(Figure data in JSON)
═══

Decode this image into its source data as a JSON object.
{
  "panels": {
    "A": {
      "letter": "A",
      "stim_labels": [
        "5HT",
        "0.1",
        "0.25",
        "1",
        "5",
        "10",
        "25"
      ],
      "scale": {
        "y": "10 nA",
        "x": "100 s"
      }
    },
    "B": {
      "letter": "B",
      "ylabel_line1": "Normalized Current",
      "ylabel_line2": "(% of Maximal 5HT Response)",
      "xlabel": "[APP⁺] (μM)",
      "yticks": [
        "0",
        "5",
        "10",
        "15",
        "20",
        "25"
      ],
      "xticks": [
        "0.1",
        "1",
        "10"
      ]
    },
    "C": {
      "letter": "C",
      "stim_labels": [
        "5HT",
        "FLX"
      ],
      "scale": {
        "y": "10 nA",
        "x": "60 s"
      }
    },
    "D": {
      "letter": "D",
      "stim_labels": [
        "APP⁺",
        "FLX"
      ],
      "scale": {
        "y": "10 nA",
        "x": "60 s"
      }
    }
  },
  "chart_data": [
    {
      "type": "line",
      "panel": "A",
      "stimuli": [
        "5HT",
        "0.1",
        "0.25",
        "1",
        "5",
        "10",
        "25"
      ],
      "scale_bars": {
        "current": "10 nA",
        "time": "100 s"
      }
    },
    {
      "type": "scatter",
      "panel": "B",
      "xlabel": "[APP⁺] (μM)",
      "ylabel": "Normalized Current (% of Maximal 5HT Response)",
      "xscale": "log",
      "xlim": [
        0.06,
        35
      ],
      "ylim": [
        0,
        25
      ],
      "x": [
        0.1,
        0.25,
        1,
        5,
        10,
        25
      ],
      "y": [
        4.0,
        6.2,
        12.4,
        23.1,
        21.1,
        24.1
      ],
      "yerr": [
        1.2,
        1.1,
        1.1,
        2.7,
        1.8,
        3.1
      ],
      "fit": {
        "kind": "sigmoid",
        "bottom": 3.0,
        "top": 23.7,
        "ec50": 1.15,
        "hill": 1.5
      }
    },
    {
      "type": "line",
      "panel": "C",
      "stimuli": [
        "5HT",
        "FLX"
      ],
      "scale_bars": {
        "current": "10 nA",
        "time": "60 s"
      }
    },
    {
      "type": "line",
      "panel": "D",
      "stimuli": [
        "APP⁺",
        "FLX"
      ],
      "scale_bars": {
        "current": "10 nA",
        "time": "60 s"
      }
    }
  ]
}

═══

## [What you should do]
Your task is to give the records above again, exactly.

## [Solution to the exercise]
Decode this image into its source data as a JSON object.
{
  "panels": {
    "A": {
      "letter": "A",
      "stim_labels": [
        "5HT",
        "0.1",
        "0.25",
        "1",
        "5",
        "10",
        "25"
      ],
      "scale": {
        "y": "10 nA",
        "x": "100 s"
      }
    },
    "B": {
      "letter": "B",
      "ylabel_line1": "Normalized Current",
      "ylabel_line2": "(% of Maximal 5HT Response)",
      "xlabel": "[APP⁺] (μM)",
      "yticks": [
        "0",
        "5",
        "10",
        "15",
        "20",
        "25"
      ],
      "xticks": [
        "0.1",
        "1",
        "10"
      ]
    },
    "C": {
      "letter": "C",
      "stim_labels": [
        "5HT",
        "FLX"
      ],
      "scale": {
        "y": "10 nA",
        "x": "60 s"
      }
    },
    "D": {
      "letter": "D",
      "stim_labels": [
        "APP⁺",
        "FLX"
      ],
      "scale": {
        "y": "10 nA",
        "x": "60 s"
      }
    }
  },
  "chart_data": [
    {
      "type": "line",
      "panel": "A",
      "stimuli": [
        "5HT",
        "0.1",
        "0.25",
        "1",
        "5",
        "10",
        "25"
      ],
      "scale_bars": {
        "current": "10 nA",
        "time": "100 s"
      }
    },
    {
      "type": "scatter",
      "panel": "B",
      "xlabel": "[APP⁺] (μM)",
      "ylabel": "Normalized Current (% of Maximal 5HT Response)",
      "xscale": "log",
      "xlim": [
        0.06,
        35
      ],
      "ylim": [
        0,
        25
      ],
      "x": [
        0.1,
        0.25,
        1,
        5,
        10,
        25
      ],
      "y": [
        4.0,
        6.2,
        12.4,
        23.1,
        21.1,
        24.1
      ],
      "yerr": [
        1.2,
        1.1,
        1.1,
        2.7,
        1.8,
        3.1
      ],
      "fit": {
        "kind": "sigmoid",
        "bottom": 3.0,
        "top": 23.7,
        "ec50": 1.15,
        "hill": 1.5
      }
    },
    {
      "type": "line",
      "panel": "C",
      "stimuli": [
        "5HT",
        "FLX"
      ],
      "scale_bars": {
        "current": "10 nA",
        "time": "60 s"
      }
    },
    {
      "type": "line",
      "panel": "D",
      "stimuli": [
        "APP⁺",
        "FLX"
      ],
      "scale_bars": {
        "current": "10 nA",
        "time": "60 s"
      }
    }
  ]
}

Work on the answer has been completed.